- [EXERCISE TASK]:
Locate every line that holds the string "Möglichkeit" and copy it.
• • • •
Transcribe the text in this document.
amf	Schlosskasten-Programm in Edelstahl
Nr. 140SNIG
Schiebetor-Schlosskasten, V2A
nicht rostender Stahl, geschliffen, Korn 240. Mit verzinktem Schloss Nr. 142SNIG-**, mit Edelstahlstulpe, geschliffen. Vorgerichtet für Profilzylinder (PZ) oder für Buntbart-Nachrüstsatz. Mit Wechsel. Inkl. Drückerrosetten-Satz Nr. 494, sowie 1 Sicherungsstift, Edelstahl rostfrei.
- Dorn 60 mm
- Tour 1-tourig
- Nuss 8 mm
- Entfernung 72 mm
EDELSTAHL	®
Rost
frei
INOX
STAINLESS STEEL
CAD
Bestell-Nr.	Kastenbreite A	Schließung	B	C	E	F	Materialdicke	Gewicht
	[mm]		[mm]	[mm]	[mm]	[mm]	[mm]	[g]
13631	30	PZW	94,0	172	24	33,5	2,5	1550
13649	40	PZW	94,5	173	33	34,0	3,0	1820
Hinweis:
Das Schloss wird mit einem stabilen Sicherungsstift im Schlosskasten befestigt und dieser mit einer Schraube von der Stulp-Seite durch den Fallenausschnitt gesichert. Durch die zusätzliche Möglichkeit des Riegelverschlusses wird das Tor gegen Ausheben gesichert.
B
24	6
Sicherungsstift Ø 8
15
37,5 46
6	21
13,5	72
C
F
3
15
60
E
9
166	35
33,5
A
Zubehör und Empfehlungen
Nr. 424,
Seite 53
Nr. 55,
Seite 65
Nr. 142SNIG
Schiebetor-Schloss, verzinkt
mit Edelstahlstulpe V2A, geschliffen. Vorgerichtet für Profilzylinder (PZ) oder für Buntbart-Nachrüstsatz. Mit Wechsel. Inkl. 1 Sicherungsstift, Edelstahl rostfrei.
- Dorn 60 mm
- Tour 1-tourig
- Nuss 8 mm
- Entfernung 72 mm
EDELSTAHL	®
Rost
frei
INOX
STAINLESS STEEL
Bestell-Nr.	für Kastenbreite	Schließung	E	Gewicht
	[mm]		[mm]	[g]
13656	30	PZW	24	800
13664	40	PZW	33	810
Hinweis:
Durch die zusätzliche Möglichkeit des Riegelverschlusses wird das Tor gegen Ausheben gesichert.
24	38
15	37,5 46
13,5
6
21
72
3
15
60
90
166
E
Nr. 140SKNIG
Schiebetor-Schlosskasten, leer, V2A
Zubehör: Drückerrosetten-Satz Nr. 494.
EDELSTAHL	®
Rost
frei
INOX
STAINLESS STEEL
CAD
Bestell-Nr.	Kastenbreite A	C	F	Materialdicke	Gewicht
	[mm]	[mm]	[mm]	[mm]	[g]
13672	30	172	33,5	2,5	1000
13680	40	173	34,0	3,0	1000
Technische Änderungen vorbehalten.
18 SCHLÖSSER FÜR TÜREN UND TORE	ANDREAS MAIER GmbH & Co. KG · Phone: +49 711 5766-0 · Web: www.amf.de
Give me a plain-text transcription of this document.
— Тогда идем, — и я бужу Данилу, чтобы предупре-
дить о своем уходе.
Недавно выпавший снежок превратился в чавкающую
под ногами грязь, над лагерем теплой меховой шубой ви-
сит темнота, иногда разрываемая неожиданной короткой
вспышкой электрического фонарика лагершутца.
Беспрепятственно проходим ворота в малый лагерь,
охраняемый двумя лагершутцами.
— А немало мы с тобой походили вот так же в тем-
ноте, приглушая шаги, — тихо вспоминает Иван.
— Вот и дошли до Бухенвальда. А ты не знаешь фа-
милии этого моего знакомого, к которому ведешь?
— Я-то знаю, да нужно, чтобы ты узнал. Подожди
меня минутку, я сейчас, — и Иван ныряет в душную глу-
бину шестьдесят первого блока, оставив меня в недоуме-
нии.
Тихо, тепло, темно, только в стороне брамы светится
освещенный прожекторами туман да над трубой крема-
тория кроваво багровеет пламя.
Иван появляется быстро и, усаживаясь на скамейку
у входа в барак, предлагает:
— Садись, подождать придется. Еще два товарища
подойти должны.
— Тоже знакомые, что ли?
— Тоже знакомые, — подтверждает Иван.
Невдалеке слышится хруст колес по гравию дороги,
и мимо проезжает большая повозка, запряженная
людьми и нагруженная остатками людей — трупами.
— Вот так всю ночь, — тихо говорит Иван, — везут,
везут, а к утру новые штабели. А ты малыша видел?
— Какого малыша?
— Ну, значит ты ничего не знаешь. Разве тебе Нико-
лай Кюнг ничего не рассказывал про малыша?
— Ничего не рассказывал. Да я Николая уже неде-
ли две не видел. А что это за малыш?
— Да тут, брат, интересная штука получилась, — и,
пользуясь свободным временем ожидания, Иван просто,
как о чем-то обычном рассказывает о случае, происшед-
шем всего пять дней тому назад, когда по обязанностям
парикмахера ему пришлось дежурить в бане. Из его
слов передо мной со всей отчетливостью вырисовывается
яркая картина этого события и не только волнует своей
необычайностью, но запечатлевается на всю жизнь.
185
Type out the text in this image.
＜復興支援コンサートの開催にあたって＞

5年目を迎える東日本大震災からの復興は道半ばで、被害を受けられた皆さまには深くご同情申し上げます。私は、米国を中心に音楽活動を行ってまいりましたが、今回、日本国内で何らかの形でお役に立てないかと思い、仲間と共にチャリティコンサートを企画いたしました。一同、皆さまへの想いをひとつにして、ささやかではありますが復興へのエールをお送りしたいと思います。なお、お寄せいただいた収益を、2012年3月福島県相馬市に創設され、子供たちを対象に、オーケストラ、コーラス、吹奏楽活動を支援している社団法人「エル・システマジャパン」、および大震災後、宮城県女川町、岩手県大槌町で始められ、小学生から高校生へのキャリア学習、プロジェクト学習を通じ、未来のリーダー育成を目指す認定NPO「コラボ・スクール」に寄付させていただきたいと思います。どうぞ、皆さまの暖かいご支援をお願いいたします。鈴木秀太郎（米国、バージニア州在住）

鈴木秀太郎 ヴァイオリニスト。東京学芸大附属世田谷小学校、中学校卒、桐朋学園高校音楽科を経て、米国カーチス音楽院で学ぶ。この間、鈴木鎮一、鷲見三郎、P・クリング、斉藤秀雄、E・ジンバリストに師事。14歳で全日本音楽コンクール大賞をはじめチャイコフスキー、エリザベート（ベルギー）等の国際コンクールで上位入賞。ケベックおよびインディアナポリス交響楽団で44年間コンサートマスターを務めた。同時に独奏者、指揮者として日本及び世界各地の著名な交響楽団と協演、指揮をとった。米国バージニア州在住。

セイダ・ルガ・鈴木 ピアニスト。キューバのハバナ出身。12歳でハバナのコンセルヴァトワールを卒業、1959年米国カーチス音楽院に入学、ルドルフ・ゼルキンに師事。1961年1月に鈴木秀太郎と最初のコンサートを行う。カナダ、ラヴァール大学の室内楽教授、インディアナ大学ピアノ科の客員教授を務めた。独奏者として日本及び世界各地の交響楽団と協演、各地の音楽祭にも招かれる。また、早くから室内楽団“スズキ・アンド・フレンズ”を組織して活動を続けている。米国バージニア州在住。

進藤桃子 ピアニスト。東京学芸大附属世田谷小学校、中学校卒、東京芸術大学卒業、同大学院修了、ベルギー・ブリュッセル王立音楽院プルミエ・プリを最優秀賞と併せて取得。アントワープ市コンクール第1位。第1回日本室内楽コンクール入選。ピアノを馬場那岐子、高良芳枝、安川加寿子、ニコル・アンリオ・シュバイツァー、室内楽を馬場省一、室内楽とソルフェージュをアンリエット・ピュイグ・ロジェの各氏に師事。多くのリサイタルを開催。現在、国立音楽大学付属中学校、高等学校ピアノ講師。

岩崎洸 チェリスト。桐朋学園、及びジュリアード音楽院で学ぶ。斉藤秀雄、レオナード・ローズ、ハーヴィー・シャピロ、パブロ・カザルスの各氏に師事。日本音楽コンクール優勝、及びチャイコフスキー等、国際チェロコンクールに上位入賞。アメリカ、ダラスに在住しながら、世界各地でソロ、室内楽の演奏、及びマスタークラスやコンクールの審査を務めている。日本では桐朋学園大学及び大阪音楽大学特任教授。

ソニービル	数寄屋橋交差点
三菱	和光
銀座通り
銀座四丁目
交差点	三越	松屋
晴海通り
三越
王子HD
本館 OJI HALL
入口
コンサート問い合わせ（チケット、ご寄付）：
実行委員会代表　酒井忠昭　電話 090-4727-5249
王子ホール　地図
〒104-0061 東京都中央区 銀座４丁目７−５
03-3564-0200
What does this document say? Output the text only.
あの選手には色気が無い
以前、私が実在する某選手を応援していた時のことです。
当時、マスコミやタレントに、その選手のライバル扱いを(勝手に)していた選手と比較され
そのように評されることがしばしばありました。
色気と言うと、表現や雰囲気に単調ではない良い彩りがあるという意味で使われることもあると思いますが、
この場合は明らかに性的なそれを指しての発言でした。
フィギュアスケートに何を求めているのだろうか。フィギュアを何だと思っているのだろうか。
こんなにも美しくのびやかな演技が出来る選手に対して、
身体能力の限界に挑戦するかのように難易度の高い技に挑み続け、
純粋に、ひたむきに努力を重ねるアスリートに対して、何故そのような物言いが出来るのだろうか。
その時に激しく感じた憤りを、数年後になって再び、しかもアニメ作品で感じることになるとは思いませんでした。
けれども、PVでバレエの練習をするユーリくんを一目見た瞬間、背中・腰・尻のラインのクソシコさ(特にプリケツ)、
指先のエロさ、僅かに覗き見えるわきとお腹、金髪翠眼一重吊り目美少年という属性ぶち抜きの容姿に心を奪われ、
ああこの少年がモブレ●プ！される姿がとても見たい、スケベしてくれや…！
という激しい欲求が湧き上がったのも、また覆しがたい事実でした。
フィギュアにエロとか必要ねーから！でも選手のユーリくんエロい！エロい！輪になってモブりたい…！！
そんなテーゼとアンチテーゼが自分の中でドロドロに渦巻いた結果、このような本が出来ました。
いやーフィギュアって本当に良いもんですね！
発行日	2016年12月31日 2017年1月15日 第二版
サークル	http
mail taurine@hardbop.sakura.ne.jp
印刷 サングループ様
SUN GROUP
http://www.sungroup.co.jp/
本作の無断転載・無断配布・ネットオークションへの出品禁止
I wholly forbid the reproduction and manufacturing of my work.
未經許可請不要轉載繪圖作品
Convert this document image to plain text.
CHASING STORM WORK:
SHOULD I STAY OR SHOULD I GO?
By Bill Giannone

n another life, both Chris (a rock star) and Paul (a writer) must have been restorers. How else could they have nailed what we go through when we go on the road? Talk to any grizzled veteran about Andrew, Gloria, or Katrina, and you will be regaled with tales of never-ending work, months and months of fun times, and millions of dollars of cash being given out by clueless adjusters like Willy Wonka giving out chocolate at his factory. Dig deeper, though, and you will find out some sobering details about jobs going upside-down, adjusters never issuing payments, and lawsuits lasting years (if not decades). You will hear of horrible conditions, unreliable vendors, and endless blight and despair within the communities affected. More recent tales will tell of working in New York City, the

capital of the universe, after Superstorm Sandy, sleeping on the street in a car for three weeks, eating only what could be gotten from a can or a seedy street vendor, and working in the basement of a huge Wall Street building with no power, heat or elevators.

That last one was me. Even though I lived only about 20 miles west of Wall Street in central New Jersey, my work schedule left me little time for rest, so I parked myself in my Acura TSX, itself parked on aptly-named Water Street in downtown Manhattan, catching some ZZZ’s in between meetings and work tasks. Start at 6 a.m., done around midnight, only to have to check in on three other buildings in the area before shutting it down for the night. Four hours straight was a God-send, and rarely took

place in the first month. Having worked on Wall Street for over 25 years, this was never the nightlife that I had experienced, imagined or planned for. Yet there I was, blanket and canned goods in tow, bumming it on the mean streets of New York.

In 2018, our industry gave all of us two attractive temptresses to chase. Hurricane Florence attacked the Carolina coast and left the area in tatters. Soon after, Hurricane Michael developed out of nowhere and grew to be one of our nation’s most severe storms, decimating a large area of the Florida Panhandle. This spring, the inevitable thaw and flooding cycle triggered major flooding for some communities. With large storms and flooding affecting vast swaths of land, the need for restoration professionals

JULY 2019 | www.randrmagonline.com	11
• • • •
- [WRITTEN RESPONSE]:
Das Schloss wird mit einem stabilen Sicherungsstift im Schlosskasten befestigt und dieser mit einer Schraube von der Stulp-Seite durch den Fallenausschnitt gesichert. Durch die zusätzliche Möglichkeit des Riegelverschlusses wird das Tor gegen Ausheben gesichert.
Durch die zusätzliche Möglichkeit des Riegelverschlusses wird das Tor gegen Ausheben gesichert.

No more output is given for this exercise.